*** DATA TO USE ***

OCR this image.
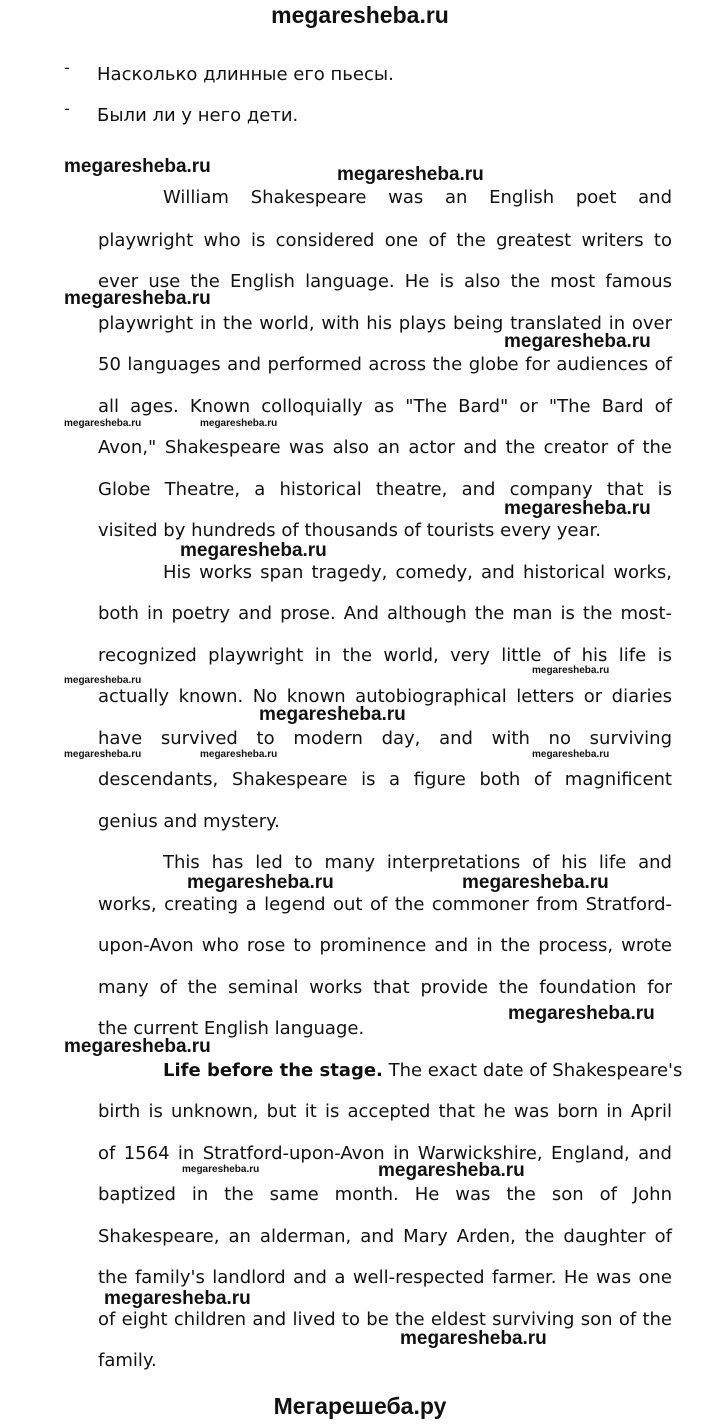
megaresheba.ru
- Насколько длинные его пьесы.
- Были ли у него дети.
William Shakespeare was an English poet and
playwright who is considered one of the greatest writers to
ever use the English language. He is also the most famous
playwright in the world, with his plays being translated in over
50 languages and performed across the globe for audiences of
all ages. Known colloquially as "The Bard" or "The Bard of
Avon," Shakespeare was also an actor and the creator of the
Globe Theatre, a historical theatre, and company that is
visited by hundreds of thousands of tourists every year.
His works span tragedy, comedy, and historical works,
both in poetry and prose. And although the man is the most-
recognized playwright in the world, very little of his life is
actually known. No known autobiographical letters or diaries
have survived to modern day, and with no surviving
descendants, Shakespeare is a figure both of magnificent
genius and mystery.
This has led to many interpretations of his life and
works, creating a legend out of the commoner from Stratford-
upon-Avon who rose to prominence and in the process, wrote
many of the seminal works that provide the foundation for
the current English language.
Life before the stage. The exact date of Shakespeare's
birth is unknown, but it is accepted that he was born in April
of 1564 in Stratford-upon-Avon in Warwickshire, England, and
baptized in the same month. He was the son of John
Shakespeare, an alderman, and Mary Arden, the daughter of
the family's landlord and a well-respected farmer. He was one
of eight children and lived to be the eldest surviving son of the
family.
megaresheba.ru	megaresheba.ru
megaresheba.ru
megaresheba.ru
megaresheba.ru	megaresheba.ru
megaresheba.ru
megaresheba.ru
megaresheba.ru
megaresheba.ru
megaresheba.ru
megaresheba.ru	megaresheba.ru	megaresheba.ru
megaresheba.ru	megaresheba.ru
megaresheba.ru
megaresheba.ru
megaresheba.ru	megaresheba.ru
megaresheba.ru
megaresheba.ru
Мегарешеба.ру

***

• [DO THIS]
Copy all lines above containing the string "world".

• [ANSWER IN FULL]
playwright in the world, with his plays being translated in over
recognized playwright in the world, very little of his life is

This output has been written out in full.